*WHAT YOU HAVE TO DO:*
Each record below is to be reproduced without any change.

*EXCERPTED RECORDS:*
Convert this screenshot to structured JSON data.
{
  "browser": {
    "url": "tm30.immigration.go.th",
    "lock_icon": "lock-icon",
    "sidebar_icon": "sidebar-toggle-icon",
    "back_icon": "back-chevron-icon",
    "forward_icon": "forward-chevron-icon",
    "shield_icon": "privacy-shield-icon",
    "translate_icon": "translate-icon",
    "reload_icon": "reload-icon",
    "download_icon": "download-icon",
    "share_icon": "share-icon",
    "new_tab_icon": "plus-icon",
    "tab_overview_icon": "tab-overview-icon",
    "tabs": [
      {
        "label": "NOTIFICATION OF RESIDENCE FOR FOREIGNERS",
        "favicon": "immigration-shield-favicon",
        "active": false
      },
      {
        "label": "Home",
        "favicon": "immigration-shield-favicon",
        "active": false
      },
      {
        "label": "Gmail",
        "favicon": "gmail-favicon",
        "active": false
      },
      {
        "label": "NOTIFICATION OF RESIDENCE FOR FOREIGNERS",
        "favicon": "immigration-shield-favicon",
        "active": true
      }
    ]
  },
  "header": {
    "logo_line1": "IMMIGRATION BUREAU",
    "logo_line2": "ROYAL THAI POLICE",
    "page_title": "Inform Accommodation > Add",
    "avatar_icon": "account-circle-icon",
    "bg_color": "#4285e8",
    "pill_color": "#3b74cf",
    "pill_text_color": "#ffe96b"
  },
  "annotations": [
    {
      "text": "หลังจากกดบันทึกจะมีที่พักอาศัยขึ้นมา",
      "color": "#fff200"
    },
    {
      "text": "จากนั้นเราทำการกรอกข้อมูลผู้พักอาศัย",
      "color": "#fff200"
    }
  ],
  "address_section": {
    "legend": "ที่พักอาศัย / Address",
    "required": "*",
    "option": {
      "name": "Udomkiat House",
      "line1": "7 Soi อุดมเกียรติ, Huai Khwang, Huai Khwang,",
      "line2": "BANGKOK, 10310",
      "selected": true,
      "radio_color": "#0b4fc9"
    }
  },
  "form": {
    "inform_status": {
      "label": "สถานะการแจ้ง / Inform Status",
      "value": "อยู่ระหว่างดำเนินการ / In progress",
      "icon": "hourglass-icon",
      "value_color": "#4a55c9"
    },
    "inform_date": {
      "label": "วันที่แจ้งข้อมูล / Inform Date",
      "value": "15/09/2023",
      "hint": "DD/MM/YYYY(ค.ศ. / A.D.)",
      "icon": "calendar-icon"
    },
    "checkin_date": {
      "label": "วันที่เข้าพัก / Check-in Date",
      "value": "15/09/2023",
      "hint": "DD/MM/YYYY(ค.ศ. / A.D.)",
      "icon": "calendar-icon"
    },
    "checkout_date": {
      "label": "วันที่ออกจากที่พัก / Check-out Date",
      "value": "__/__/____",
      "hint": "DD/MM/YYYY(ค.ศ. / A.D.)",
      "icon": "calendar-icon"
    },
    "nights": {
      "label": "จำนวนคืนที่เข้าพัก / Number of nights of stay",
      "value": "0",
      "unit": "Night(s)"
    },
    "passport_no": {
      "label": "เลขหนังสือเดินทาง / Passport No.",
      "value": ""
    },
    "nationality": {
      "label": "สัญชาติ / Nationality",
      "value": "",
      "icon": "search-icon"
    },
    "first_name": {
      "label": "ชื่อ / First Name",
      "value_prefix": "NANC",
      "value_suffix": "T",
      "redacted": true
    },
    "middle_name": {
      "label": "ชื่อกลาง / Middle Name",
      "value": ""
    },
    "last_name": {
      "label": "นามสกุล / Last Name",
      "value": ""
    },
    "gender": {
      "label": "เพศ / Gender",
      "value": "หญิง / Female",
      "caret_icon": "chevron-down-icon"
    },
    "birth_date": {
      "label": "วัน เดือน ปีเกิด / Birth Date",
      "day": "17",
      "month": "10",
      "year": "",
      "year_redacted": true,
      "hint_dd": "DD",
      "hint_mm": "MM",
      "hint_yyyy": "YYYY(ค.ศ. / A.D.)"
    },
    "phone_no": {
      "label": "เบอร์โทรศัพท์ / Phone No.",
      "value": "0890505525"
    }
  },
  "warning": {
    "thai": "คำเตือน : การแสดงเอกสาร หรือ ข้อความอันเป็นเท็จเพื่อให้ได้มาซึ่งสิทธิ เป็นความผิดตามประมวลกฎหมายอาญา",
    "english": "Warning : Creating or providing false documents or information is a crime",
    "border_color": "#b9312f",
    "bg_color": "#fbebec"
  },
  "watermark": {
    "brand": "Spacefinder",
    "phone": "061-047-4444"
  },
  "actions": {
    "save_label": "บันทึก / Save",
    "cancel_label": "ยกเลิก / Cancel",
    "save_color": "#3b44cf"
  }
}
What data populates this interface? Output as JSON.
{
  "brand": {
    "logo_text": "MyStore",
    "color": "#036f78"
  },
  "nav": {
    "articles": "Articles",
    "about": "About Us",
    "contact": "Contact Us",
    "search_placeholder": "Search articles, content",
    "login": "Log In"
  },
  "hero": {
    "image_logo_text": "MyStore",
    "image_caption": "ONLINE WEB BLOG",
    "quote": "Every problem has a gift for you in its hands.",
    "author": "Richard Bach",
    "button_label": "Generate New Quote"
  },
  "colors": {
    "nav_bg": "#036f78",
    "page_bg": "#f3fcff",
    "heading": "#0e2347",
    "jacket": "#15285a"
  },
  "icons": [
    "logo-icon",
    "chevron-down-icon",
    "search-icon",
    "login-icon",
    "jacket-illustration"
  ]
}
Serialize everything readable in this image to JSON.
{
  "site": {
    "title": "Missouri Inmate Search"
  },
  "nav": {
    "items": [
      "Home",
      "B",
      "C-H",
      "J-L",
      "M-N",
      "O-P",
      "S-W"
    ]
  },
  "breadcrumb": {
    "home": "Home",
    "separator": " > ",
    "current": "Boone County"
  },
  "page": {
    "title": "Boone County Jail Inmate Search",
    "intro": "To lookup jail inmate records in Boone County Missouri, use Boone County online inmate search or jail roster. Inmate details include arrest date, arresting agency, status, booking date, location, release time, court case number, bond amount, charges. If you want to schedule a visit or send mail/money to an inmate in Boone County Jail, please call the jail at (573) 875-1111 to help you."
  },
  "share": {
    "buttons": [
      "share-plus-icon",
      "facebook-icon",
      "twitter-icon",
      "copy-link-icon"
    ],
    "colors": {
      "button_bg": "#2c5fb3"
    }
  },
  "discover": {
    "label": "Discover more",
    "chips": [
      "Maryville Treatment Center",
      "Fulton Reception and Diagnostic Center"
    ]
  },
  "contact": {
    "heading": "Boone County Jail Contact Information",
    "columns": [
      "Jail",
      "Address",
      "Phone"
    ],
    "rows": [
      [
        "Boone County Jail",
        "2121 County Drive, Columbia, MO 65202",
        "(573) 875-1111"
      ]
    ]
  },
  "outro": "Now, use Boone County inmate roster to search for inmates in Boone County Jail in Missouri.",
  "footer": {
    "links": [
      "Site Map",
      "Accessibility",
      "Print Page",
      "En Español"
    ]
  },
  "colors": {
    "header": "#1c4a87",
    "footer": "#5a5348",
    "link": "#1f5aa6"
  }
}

*REPLY:*
Convert this screenshot to structured JSON data.
{
  "browser": {
    "url": "tm30.immigration.go.th",
    "lock_icon": "lock-icon",
    "sidebar_icon": "sidebar-toggle-icon",
    "back_icon": "back-chevron-icon",
    "forward_icon": "forward-chevron-icon",
    "shield_icon": "privacy-shield-icon",
    "translate_icon": "translate-icon",
    "reload_icon": "reload-icon",
    "download_icon": "download-icon",
    "share_icon": "share-icon",
    "new_tab_icon": "plus-icon",
    "tab_overview_icon": "tab-overview-icon",
    "tabs": [
      {
        "label": "NOTIFICATION OF RESIDENCE FOR FOREIGNERS",
        "favicon": "immigration-shield-favicon",
        "active": false
      },
      {
        "label": "Home",
        "favicon": "immigration-shield-favicon",
        "active": false
      },
      {
        "label": "Gmail",
        "favicon": "gmail-favicon",
        "active": false
      },
      {
        "label": "NOTIFICATION OF RESIDENCE FOR FOREIGNERS",
        "favicon": "immigration-shield-favicon",
        "active": true
      }
    ]
  },
  "header": {
    "logo_line1": "IMMIGRATION BUREAU",
    "logo_line2": "ROYAL THAI POLICE",
    "page_title": "Inform Accommodation > Add",
    "avatar_icon": "account-circle-icon",
    "bg_color": "#4285e8",
    "pill_color": "#3b74cf",
    "pill_text_color": "#ffe96b"
  },
  "annotations": [
    {
      "text": "หลังจากกดบันทึกจะมีที่พักอาศัยขึ้นมา",
      "color": "#fff200"
    },
    {
      "text": "จากนั้นเราทำการกรอกข้อมูลผู้พักอาศัย",
      "color": "#fff200"
    }
  ],
  "address_section": {
    "legend": "ที่พักอาศัย / Address",
    "required": "*",
    "option": {
      "name": "Udomkiat House",
      "line1": "7 Soi อุดมเกียรติ, Huai Khwang, Huai Khwang,",
      "line2": "BANGKOK, 10310",
      "selected": true,
      "radio_color": "#0b4fc9"
    }
  },
  "form": {
    "inform_status": {
      "label": "สถานะการแจ้ง / Inform Status",
      "value": "อยู่ระหว่างดำเนินการ / In progress",
      "icon": "hourglass-icon",
      "value_color": "#4a55c9"
    },
    "inform_date": {
      "label": "วันที่แจ้งข้อมูล / Inform Date",
      "value": "15/09/2023",
      "hint": "DD/MM/YYYY(ค.ศ. / A.D.)",
      "icon": "calendar-icon"
    },
    "checkin_date": {
      "label": "วันที่เข้าพัก / Check-in Date",
      "value": "15/09/2023",
      "hint": "DD/MM/YYYY(ค.ศ. / A.D.)",
      "icon": "calendar-icon"
    },
    "checkout_date": {
      "label": "วันที่ออกจากที่พัก / Check-out Date",
      "value": "__/__/____",
      "hint": "DD/MM/YYYY(ค.ศ. / A.D.)",
      "icon": "calendar-icon"
    },
    "nights": {
      "label": "จำนวนคืนที่เข้าพัก / Number of nights of stay",
      "value": "0",
      "unit": "Night(s)"
    },
    "passport_no": {
      "label": "เลขหนังสือเดินทาง / Passport No.",
      "value": ""
    },
    "nationality": {
      "label": "สัญชาติ / Nationality",
      "value": "",
      "icon": "search-icon"
    },
    "first_name": {
      "label": "ชื่อ / First Name",
      "value_prefix": "NANC",
      "value_suffix": "T",
      "redacted": true
    },
    "middle_name": {
      "label": "ชื่อกลาง / Middle Name",
      "value": ""
    },
    "last_name": {
      "label": "นามสกุล / Last Name",
      "value": ""
    },
    "gender": {
      "label": "เพศ / Gender",
      "value": "หญิง / Female",
      "caret_icon": "chevron-down-icon"
    },
    "birth_date": {
      "label": "วัน เดือน ปีเกิด / Birth Date",
      "day": "17",
      "month": "10",
      "year": "",
      "year_redacted": true,
      "hint_dd": "DD",
      "hint_mm": "MM",
      "hint_yyyy": "YYYY(ค.ศ. / A.D.)"
    },
    "phone_no": {
      "label": "เบอร์โทรศัพท์ / Phone No.",
      "value": "0890505525"
    }
  },
  "warning": {
    "thai": "คำเตือน : การแสดงเอกสาร หรือ ข้อความอันเป็นเท็จเพื่อให้ได้มาซึ่งสิทธิ เป็นความผิดตามประมวลกฎหมายอาญา",
    "english": "Warning : Creating or providing false documents or information is a crime",
    "border_color": "#b9312f",
    "bg_color": "#fbebec"
  },
  "watermark": {
    "brand": "Spacefinder",
    "phone": "061-047-4444"
  },
  "actions": {
    "save_label": "บันทึก / Save",
    "cancel_label": "ยกเลิก / Cancel",
    "save_color": "#3b44cf"
  }
}
What data populates this interface? Output as JSON.
{
  "brand": {
    "logo_text": "MyStore",
    "color": "#036f78"
  },
  "nav": {
    "articles": "Articles",
    "about": "About Us",
    "contact": "Contact Us",
    "search_placeholder": "Search articles, content",
    "login": "Log In"
  },
  "hero": {
    "image_logo_text": "MyStore",
    "image_caption": "ONLINE WEB BLOG",
    "quote": "Every problem has a gift for you in its hands.",
    "author": "Richard Bach",
    "button_label": "Generate New Quote"
  },
  "colors": {
    "nav_bg": "#036f78",
    "page_bg": "#f3fcff",
    "heading": "#0e2347",
    "jacket": "#15285a"
  },
  "icons": [
    "logo-icon",
    "chevron-down-icon",
    "search-icon",
    "login-icon",
    "jacket-illustration"
  ]
}
Serialize everything readable in this image to JSON.
{
  "site": {
    "title": "Missouri Inmate Search"
  },
  "nav": {
    "items": [
      "Home",
      "B",
      "C-H",
      "J-L",
      "M-N",
      "O-P",
      "S-W"
    ]
  },
  "breadcrumb": {
    "home": "Home",
    "separator": " > ",
    "current": "Boone County"
  },
  "page": {
    "title": "Boone County Jail Inmate Search",
    "intro": "To lookup jail inmate records in Boone County Missouri, use Boone County online inmate search or jail roster. Inmate details include arrest date, arresting agency, status, booking date, location, release time, court case number, bond amount, charges. If you want to schedule a visit or send mail/money to an inmate in Boone County Jail, please call the jail at (573) 875-1111 to help you."
  },
  "share": {
    "buttons": [
      "share-plus-icon",
      "facebook-icon",
      "twitter-icon",
      "copy-link-icon"
    ],
    "colors": {
      "button_bg": "#2c5fb3"
    }
  },
  "discover": {
    "label": "Discover more",
    "chips": [
      "Maryville Treatment Center",
      "Fulton Reception and Diagnostic Center"
    ]
  },
  "contact": {
    "heading": "Boone County Jail Contact Information",
    "columns": [
      "Jail",
      "Address",
      "Phone"
    ],
    "rows": [
      [
        "Boone County Jail",
        "2121 County Drive, Columbia, MO 65202",
        "(573) 875-1111"
      ]
    ]
  },
  "outro": "Now, use Boone County inmate roster to search for inmates in Boone County Jail in Missouri.",
  "footer": {
    "links": [
      "Site Map",
      "Accessibility",
      "Print Page",
      "En Español"
    ]
  },
  "colors": {
    "header": "#1c4a87",
    "footer": "#5a5348",
    "link": "#1f5aa6"
  }
}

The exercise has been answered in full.